▶ _Work to complete_
Reproduce each line exactly, including spacing and punctuation.
───── Extracted records
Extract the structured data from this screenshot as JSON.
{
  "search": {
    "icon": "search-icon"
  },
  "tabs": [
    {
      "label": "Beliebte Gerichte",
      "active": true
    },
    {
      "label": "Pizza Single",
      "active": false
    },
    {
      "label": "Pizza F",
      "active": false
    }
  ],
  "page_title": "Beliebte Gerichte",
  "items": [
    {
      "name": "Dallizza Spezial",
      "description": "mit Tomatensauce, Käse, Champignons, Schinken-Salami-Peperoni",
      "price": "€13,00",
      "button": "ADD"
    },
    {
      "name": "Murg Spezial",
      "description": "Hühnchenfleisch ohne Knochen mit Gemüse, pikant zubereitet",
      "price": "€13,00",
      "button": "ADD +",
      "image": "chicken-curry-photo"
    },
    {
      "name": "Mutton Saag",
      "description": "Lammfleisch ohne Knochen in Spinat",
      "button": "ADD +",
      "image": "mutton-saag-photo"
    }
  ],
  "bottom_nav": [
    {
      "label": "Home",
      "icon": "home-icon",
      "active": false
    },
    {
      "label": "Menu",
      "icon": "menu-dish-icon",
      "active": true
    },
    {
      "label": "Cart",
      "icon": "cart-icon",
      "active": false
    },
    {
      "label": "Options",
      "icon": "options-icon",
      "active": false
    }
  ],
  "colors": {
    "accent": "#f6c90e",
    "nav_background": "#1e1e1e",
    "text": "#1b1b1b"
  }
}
──────────
▶ _Task answer_
Extract the structured data from this screenshot as JSON.
{
  "search": {
    "icon": "search-icon"
  },
  "tabs": [
    {
      "label": "Beliebte Gerichte",
      "active": true
    },
    {
      "label": "Pizza Single",
      "active": false
    },
    {
      "label": "Pizza F",
      "active": false
    }
  ],
  "page_title": "Beliebte Gerichte",
  "items": [
    {
      "name": "Dallizza Spezial",
      "description": "mit Tomatensauce, Käse, Champignons, Schinken-Salami-Peperoni",
      "price": "€13,00",
      "button": "ADD"
    },
    {
      "name": "Murg Spezial",
      "description": "Hühnchenfleisch ohne Knochen mit Gemüse, pikant zubereitet",
      "price": "€13,00",
      "button": "ADD +",
      "image": "chicken-curry-photo"
    },
    {
      "name": "Mutton Saag",
      "description": "Lammfleisch ohne Knochen in Spinat",
      "button": "ADD +",
      "image": "mutton-saag-photo"
    }
  ],
  "bottom_nav": [
    {
      "label": "Home",
      "icon": "home-icon",
      "active": false
    },
    {
      "label": "Menu",
      "icon": "menu-dish-icon",
      "active": true
    },
    {
      "label": "Cart",
      "icon": "cart-icon",
      "active": false
    },
    {
      "label": "Options",
      "icon": "options-icon",
      "active": false
    }
  ],
  "colors": {
    "accent": "#f6c90e",
    "nav_background": "#1e1e1e",
    "text": "#1b1b1b"
  }
}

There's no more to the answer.